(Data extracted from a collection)
** begin **

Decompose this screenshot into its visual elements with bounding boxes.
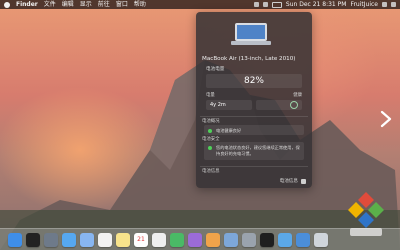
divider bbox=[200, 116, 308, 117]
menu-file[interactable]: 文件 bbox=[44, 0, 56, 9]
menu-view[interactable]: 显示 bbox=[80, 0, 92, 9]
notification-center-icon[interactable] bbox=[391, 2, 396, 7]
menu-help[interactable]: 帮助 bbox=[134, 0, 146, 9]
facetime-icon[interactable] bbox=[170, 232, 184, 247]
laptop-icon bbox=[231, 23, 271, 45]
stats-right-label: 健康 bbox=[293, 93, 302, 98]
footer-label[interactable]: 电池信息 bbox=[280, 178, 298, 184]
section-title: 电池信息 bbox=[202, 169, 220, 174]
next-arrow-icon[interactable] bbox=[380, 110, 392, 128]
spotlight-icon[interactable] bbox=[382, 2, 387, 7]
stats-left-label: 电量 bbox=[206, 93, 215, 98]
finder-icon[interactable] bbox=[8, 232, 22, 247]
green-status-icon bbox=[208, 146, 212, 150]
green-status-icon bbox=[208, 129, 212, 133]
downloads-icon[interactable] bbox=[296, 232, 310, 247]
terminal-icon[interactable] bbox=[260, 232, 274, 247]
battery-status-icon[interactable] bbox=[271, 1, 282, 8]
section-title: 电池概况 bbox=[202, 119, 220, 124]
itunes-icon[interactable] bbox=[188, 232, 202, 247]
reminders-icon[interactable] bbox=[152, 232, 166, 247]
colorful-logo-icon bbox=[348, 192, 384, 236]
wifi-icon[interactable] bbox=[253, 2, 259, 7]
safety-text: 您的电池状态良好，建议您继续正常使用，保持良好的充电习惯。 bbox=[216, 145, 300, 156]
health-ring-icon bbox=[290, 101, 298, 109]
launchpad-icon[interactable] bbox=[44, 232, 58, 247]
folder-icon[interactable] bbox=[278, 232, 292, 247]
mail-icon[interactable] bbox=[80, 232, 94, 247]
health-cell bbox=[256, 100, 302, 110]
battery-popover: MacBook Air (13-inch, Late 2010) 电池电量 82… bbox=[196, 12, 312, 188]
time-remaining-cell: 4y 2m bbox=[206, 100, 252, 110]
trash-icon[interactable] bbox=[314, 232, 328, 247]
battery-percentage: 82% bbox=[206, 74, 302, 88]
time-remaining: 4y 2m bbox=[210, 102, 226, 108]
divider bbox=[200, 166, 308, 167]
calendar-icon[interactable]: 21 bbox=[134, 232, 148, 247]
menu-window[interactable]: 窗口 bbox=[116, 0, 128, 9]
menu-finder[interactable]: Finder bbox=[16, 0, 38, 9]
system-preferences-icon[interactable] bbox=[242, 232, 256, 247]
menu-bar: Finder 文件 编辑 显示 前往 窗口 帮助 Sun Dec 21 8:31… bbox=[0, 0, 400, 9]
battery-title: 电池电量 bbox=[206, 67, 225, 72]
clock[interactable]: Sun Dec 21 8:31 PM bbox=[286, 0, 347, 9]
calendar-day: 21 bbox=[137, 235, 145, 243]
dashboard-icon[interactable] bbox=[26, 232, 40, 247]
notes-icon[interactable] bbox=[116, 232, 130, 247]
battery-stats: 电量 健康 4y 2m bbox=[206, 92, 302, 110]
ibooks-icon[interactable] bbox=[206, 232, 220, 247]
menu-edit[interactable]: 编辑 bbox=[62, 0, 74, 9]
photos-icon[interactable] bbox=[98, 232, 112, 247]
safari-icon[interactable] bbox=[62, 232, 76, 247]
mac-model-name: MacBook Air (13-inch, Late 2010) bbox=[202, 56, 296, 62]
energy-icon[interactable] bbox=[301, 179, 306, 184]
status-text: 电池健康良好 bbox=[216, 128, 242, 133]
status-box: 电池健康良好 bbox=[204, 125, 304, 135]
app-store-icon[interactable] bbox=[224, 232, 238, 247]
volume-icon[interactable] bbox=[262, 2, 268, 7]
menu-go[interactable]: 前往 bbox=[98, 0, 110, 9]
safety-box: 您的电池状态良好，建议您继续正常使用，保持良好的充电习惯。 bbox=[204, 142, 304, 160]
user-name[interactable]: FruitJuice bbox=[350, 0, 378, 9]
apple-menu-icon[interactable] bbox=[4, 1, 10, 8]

** end **

* **Problem to solve**:
Transcribe the rows above, starting at the line that contains "divider bbox=[200, 116, 308, 117]" and ending at the line that contains "trash-icon[interactable] bbox=[314, 232, 328, 247]", with both of those lines included.

* **Task output**:
divider bbox=[200, 116, 308, 117]
menu-file[interactable]: 文件 bbox=[44, 0, 56, 9]
menu-view[interactable]: 显示 bbox=[80, 0, 92, 9]
notification-center-icon[interactable] bbox=[391, 2, 396, 7]
menu-help[interactable]: 帮助 bbox=[134, 0, 146, 9]
facetime-icon[interactable] bbox=[170, 232, 184, 247]
laptop-icon bbox=[231, 23, 271, 45]
stats-right-label: 健康 bbox=[293, 93, 302, 98]
footer-label[interactable]: 电池信息 bbox=[280, 178, 298, 184]
section-title: 电池信息 bbox=[202, 169, 220, 174]
next-arrow-icon[interactable] bbox=[380, 110, 392, 128]
spotlight-icon[interactable] bbox=[382, 2, 387, 7]
stats-left-label: 电量 bbox=[206, 93, 215, 98]
finder-icon[interactable] bbox=[8, 232, 22, 247]
green-status-icon bbox=[208, 146, 212, 150]
green-status-icon bbox=[208, 129, 212, 133]
downloads-icon[interactable] bbox=[296, 232, 310, 247]
terminal-icon[interactable] bbox=[260, 232, 274, 247]
battery-status-icon[interactable] bbox=[271, 1, 282, 8]
section-title: 电池概况 bbox=[202, 119, 220, 124]
itunes-icon[interactable] bbox=[188, 232, 202, 247]
reminders-icon[interactable] bbox=[152, 232, 166, 247]
colorful-logo-icon bbox=[348, 192, 384, 236]
wifi-icon[interactable] bbox=[253, 2, 259, 7]
safety-text: 您的电池状态良好，建议您继续正常使用，保持良好的充电习惯。 bbox=[216, 145, 300, 156]
health-ring-icon bbox=[290, 101, 298, 109]
launchpad-icon[interactable] bbox=[44, 232, 58, 247]
folder-icon[interactable] bbox=[278, 232, 292, 247]
mail-icon[interactable] bbox=[80, 232, 94, 247]
health-cell bbox=[256, 100, 302, 110]
battery-popover: MacBook Air (13-inch, Late 2010) 电池电量 82… bbox=[196, 12, 312, 188]
time-remaining-cell: 4y 2m bbox=[206, 100, 252, 110]
trash-icon[interactable] bbox=[314, 232, 328, 247]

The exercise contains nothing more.